# Given task:
Could you write out the records below exactly as they appear?

════════

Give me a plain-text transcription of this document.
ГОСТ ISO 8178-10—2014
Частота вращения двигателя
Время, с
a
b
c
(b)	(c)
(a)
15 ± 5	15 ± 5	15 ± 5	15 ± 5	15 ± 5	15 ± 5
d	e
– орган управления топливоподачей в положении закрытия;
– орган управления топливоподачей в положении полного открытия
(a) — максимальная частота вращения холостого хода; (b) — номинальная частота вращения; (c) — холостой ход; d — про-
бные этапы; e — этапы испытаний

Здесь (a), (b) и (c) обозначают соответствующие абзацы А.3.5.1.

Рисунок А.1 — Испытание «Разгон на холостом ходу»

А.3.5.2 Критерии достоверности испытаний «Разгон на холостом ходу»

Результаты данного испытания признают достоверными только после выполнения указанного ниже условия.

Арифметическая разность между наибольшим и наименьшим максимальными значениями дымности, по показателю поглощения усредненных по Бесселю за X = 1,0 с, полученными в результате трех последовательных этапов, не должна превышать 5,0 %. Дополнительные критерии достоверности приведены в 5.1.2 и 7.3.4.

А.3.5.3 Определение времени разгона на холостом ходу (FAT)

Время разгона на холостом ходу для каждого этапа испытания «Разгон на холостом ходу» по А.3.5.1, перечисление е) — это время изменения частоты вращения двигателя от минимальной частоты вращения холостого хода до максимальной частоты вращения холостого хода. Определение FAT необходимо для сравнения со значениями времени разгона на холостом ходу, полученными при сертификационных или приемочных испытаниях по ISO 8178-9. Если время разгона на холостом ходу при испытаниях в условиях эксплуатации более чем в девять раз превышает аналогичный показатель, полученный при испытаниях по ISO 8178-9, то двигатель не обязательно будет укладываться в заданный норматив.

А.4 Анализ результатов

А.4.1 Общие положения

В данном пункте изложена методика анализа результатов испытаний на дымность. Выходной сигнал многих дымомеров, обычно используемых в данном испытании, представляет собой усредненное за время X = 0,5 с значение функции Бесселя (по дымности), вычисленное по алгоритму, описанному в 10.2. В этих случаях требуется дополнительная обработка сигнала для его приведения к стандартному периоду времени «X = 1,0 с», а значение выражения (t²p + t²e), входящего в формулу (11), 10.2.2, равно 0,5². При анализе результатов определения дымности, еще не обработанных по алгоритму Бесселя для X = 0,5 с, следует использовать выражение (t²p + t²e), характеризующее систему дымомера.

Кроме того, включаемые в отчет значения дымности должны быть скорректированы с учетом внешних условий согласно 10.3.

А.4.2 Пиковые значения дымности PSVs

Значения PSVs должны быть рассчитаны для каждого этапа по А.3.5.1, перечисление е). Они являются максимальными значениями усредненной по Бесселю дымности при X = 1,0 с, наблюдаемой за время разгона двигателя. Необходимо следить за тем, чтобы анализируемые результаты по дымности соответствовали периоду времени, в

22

════════

# Answer to the task:
Give me a plain-text transcription of this document.
ГОСТ ISO 8178-10—2014
Частота вращения двигателя
Время, с
a
b
c
(b)	(c)
(a)
15 ± 5	15 ± 5	15 ± 5	15 ± 5	15 ± 5	15 ± 5
d	e
– орган управления топливоподачей в положении закрытия;
– орган управления топливоподачей в положении полного открытия
(a) — максимальная частота вращения холостого хода; (b) — номинальная частота вращения; (c) — холостой ход; d — про-
бные этапы; e — этапы испытаний

Здесь (a), (b) и (c) обозначают соответствующие абзацы А.3.5.1.

Рисунок А.1 — Испытание «Разгон на холостом ходу»

А.3.5.2 Критерии достоверности испытаний «Разгон на холостом ходу»

Результаты данного испытания признают достоверными только после выполнения указанного ниже условия.

Арифметическая разность между наибольшим и наименьшим максимальными значениями дымности, по показателю поглощения усредненных по Бесселю за X = 1,0 с, полученными в результате трех последовательных этапов, не должна превышать 5,0 %. Дополнительные критерии достоверности приведены в 5.1.2 и 7.3.4.

А.3.5.3 Определение времени разгона на холостом ходу (FAT)

Время разгона на холостом ходу для каждого этапа испытания «Разгон на холостом ходу» по А.3.5.1, перечисление е) — это время изменения частоты вращения двигателя от минимальной частоты вращения холостого хода до максимальной частоты вращения холостого хода. Определение FAT необходимо для сравнения со значениями времени разгона на холостом ходу, полученными при сертификационных или приемочных испытаниях по ISO 8178-9. Если время разгона на холостом ходу при испытаниях в условиях эксплуатации более чем в девять раз превышает аналогичный показатель, полученный при испытаниях по ISO 8178-9, то двигатель не обязательно будет укладываться в заданный норматив.

А.4 Анализ результатов

А.4.1 Общие положения

В данном пункте изложена методика анализа результатов испытаний на дымность. Выходной сигнал многих дымомеров, обычно используемых в данном испытании, представляет собой усредненное за время X = 0,5 с значение функции Бесселя (по дымности), вычисленное по алгоритму, описанному в 10.2. В этих случаях требуется дополнительная обработка сигнала для его приведения к стандартному периоду времени «X = 1,0 с», а значение выражения (t²p + t²e), входящего в формулу (11), 10.2.2, равно 0,5². При анализе результатов определения дымности, еще не обработанных по алгоритму Бесселя для X = 0,5 с, следует использовать выражение (t²p + t²e), характеризующее систему дымомера.

Кроме того, включаемые в отчет значения дымности должны быть скорректированы с учетом внешних условий согласно 10.3.

А.4.2 Пиковые значения дымности PSVs

Значения PSVs должны быть рассчитаны для каждого этапа по А.3.5.1, перечисление е). Они являются максимальными значениями усредненной по Бесселю дымности при X = 1,0 с, наблюдаемой за время разгона двигателя. Необходимо следить за тем, чтобы анализируемые результаты по дымности соответствовали периоду времени, в

22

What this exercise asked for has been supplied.